▶ [DATA SUPPLIED]:
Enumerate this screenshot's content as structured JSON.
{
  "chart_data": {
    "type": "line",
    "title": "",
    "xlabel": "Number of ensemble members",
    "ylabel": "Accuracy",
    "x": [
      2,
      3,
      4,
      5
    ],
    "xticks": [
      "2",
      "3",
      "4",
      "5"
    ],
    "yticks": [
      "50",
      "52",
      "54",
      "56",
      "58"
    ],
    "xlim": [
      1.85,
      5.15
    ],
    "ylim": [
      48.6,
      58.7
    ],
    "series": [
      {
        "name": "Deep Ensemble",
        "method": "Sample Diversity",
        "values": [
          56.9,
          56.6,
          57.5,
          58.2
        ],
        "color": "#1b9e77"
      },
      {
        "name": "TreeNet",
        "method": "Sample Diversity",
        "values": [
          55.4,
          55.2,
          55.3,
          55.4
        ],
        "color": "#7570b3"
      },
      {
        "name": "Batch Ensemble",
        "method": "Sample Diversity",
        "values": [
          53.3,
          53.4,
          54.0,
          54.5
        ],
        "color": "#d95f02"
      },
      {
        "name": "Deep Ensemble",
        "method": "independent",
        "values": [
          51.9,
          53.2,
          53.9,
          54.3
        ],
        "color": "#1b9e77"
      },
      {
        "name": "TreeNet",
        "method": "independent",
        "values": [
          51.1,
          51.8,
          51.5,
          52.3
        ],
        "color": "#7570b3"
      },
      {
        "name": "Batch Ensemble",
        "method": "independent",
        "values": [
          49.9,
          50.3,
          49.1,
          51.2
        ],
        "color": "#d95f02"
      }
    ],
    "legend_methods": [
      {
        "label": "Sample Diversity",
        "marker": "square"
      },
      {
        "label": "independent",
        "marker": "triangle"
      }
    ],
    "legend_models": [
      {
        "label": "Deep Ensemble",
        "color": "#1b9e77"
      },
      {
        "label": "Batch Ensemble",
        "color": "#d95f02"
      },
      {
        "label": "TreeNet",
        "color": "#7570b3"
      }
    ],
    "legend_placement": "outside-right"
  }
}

▶ [YOUR INSTRUCTIONS]: Type out the full listing again, exactly as given.

▶ [TASK RESPONSE]:
Enumerate this screenshot's content as structured JSON.
{
  "chart_data": {
    "type": "line",
    "title": "",
    "xlabel": "Number of ensemble members",
    "ylabel": "Accuracy",
    "x": [
      2,
      3,
      4,
      5
    ],
    "xticks": [
      "2",
      "3",
      "4",
      "5"
    ],
    "yticks": [
      "50",
      "52",
      "54",
      "56",
      "58"
    ],
    "xlim": [
      1.85,
      5.15
    ],
    "ylim": [
      48.6,
      58.7
    ],
    "series": [
      {
        "name": "Deep Ensemble",
        "method": "Sample Diversity",
        "values": [
          56.9,
          56.6,
          57.5,
          58.2
        ],
        "color": "#1b9e77"
      },
      {
        "name": "TreeNet",
        "method": "Sample Diversity",
        "values": [
          55.4,
          55.2,
          55.3,
          55.4
        ],
        "color": "#7570b3"
      },
      {
        "name": "Batch Ensemble",
        "method": "Sample Diversity",
        "values": [
          53.3,
          53.4,
          54.0,
          54.5
        ],
        "color": "#d95f02"
      },
      {
        "name": "Deep Ensemble",
        "method": "independent",
        "values": [
          51.9,
          53.2,
          53.9,
          54.3
        ],
        "color": "#1b9e77"
      },
      {
        "name": "TreeNet",
        "method": "independent",
        "values": [
          51.1,
          51.8,
          51.5,
          52.3
        ],
        "color": "#7570b3"
      },
      {
        "name": "Batch Ensemble",
        "method": "independent",
        "values": [
          49.9,
          50.3,
          49.1,
          51.2
        ],
        "color": "#d95f02"
      }
    ],
    "legend_methods": [
      {
        "label": "Sample Diversity",
        "marker": "square"
      },
      {
        "label": "independent",
        "marker": "triangle"
      }
    ],
    "legend_models": [
      {
        "label": "Deep Ensemble",
        "color": "#1b9e77"
      },
      {
        "label": "Batch Ensemble",
        "color": "#d95f02"
      },
      {
        "label": "TreeNet",
        "color": "#7570b3"
      }
    ],
    "legend_placement": "outside-right"
  }
}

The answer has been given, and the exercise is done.